[Objective]: Identify every line containing the word "Source" and reproduce each one.

[Data excerpts]:
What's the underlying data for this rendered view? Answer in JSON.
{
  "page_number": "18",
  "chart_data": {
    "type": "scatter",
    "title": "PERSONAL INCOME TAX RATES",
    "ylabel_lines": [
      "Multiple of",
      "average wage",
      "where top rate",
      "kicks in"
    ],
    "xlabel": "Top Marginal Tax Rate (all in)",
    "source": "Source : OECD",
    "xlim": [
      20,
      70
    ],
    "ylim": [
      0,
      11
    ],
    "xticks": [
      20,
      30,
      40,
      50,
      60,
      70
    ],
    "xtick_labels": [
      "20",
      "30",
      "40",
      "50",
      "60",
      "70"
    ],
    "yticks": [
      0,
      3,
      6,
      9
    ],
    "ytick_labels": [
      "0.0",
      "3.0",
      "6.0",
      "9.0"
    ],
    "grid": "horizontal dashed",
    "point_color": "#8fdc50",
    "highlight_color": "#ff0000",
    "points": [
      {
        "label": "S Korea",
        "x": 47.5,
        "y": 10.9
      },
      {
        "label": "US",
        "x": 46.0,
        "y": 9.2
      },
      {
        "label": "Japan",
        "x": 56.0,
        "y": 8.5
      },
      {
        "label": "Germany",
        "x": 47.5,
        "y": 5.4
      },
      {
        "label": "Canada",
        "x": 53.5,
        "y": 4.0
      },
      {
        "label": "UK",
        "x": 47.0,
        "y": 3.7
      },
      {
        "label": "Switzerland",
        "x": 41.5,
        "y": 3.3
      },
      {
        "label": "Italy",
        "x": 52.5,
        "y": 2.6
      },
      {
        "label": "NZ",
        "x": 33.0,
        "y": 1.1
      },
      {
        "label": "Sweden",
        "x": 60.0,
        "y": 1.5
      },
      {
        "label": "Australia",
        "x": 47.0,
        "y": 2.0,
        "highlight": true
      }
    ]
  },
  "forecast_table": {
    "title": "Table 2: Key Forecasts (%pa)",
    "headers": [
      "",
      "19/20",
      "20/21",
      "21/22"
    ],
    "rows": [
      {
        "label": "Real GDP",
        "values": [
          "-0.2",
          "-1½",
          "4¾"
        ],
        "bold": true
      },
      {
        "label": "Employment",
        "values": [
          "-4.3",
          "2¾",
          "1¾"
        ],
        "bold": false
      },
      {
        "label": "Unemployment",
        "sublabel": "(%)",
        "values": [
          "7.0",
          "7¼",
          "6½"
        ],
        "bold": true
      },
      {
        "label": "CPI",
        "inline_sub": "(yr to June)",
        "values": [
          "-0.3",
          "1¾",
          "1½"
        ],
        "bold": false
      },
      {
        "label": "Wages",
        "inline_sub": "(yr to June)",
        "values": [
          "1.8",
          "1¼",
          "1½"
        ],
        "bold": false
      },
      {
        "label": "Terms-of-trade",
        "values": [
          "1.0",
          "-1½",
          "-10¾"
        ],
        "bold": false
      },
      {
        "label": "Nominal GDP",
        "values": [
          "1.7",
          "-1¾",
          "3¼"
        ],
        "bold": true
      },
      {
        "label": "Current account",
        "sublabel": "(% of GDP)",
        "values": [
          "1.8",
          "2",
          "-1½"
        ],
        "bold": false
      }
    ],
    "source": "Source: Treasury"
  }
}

[Problem solution]:
    "source": "Source : OECD",
    "source": "Source: Treasury"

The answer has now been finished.